# EXERCISE TASK
Write out each line that follows exactly as it stands, without the pictures.
>> START RAW DATA
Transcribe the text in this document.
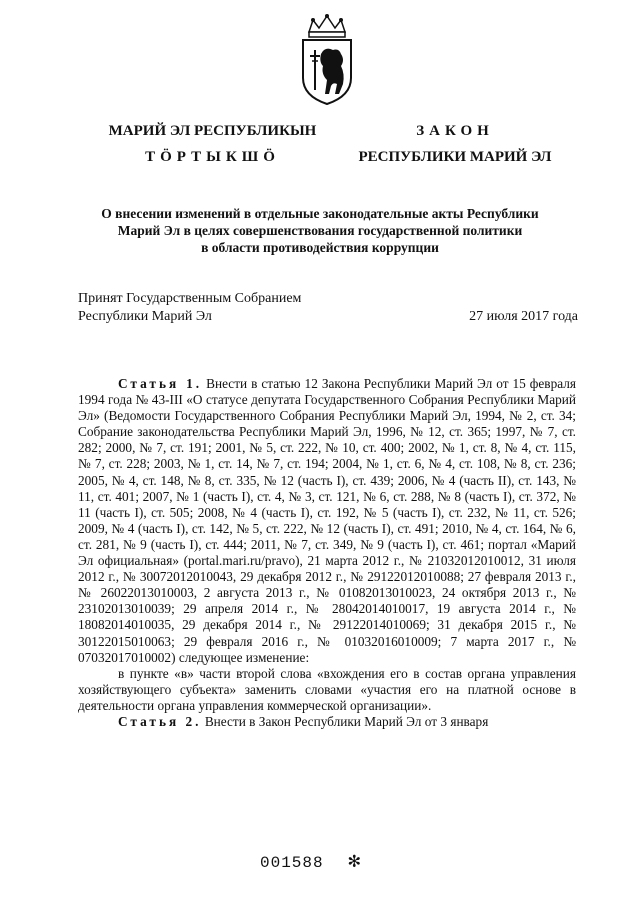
МАРИЙ ЭЛ РЕСПУБЛИКЫН
ТӦРТЫКШӦ
ЗАКОН
РЕСПУБЛИКИ МАРИЙ ЭЛ
О внесении изменений в отдельные законодательные акты Республики
Марий Эл в целях совершенствования государственной политики
в области противодействия коррупции
Принят Государственным Собранием
Республики Марий Эл	27 июля 2017 года

Статья 1. Внести в статью 12 Закона Республики Марий Эл от 15 февраля 1994 года № 43-III «О статусе депутата Государственного Собрания Республики Марий Эл» (Ведомости Государственного Собрания Республики Марий Эл, 1994, № 2, ст. 34; Собрание законодательства Республики Марий Эл, 1996, № 12, ст. 365; 1997, № 7, ст. 282; 2000, № 7, ст. 191; 2001, № 5, ст. 222, № 10, ст. 400; 2002, № 1, ст. 8, № 4, ст. 115, № 7, ст. 228; 2003, № 1, ст. 14, № 7, ст. 194; 2004, № 1, ст. 6, № 4, ст. 108, № 8, ст. 236; 2005, № 4, ст. 148, № 8, ст. 335, № 12 (часть I), ст. 439; 2006, № 4 (часть II), ст. 143, № 11, ст. 401; 2007, № 1 (часть I), ст. 4, № 3, ст. 121, № 6, ст. 288, № 8 (часть I), ст. 372, № 11 (часть I), ст. 505; 2008, № 4 (часть I), ст. 192, № 5 (часть I), ст. 232, № 11, ст. 526; 2009, № 4 (часть I), ст. 142, № 5, ст. 222, № 12 (часть I), ст. 491; 2010, № 4, ст. 164, № 6, ст. 281, № 9 (часть I), ст. 444; 2011, № 7, ст. 349, № 9 (часть I), ст. 461; портал «Марий Эл официальная» (portal.mari.ru/pravo), 21 марта 2012 г., № 21032012010012, 31 июля 2012 г., № 30072012010043, 29 декабря 2012 г., № 29122012010088; 27 февраля 2013 г., № 26022013010003, 2 августа 2013 г., № 01082013010023, 24 октября 2013 г., № 23102013010039; 29 апреля 2014 г., № 28042014010017, 19 августа 2014 г., № 18082014010035, 29 декабря 2014 г., № 29122014010069; 31 декабря 2015 г., № 30122015010063; 29 февраля 2016 г., № 01032016010009; 7 марта 2017 г., № 07032017010002) следующее изменение:

в пункте «в» части второй слова «вхождения его в состав органа управления хозяйствующего субъекта» заменить словами «участия его на платной основе в деятельности органа управления коммерческой организации».

Статья 2. Внести в Закон Республики Марий Эл от 3 января

001588 ✻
>> END RAW DATA
# OUTPUT BELOW
Transcribe the text in this document.
МАРИЙ ЭЛ РЕСПУБЛИКЫН
ТӦРТЫКШӦ
ЗАКОН
РЕСПУБЛИКИ МАРИЙ ЭЛ
О внесении изменений в отдельные законодательные акты Республики
Марий Эл в целях совершенствования государственной политики
в области противодействия коррупции
Принят Государственным Собранием
Республики Марий Эл	27 июля 2017 года

Статья 1. Внести в статью 12 Закона Республики Марий Эл от 15 февраля 1994 года № 43-III «О статусе депутата Государственного Собрания Республики Марий Эл» (Ведомости Государственного Собрания Республики Марий Эл, 1994, № 2, ст. 34; Собрание законодательства Республики Марий Эл, 1996, № 12, ст. 365; 1997, № 7, ст. 282; 2000, № 7, ст. 191; 2001, № 5, ст. 222, № 10, ст. 400; 2002, № 1, ст. 8, № 4, ст. 115, № 7, ст. 228; 2003, № 1, ст. 14, № 7, ст. 194; 2004, № 1, ст. 6, № 4, ст. 108, № 8, ст. 236; 2005, № 4, ст. 148, № 8, ст. 335, № 12 (часть I), ст. 439; 2006, № 4 (часть II), ст. 143, № 11, ст. 401; 2007, № 1 (часть I), ст. 4, № 3, ст. 121, № 6, ст. 288, № 8 (часть I), ст. 372, № 11 (часть I), ст. 505; 2008, № 4 (часть I), ст. 192, № 5 (часть I), ст. 232, № 11, ст. 526; 2009, № 4 (часть I), ст. 142, № 5, ст. 222, № 12 (часть I), ст. 491; 2010, № 4, ст. 164, № 6, ст. 281, № 9 (часть I), ст. 444; 2011, № 7, ст. 349, № 9 (часть I), ст. 461; портал «Марий Эл официальная» (portal.mari.ru/pravo), 21 марта 2012 г., № 21032012010012, 31 июля 2012 г., № 30072012010043, 29 декабря 2012 г., № 29122012010088; 27 февраля 2013 г., № 26022013010003, 2 августа 2013 г., № 01082013010023, 24 октября 2013 г., № 23102013010039; 29 апреля 2014 г., № 28042014010017, 19 августа 2014 г., № 18082014010035, 29 декабря 2014 г., № 29122014010069; 31 декабря 2015 г., № 30122015010063; 29 февраля 2016 г., № 01032016010009; 7 марта 2017 г., № 07032017010002) следующее изменение:

в пункте «в» части второй слова «вхождения его в состав органа управления хозяйствующего субъекта» заменить словами «участия его на платной основе в деятельности органа управления коммерческой организации».

Статья 2. Внести в Закон Республики Марий Эл от 3 января

001588 ✻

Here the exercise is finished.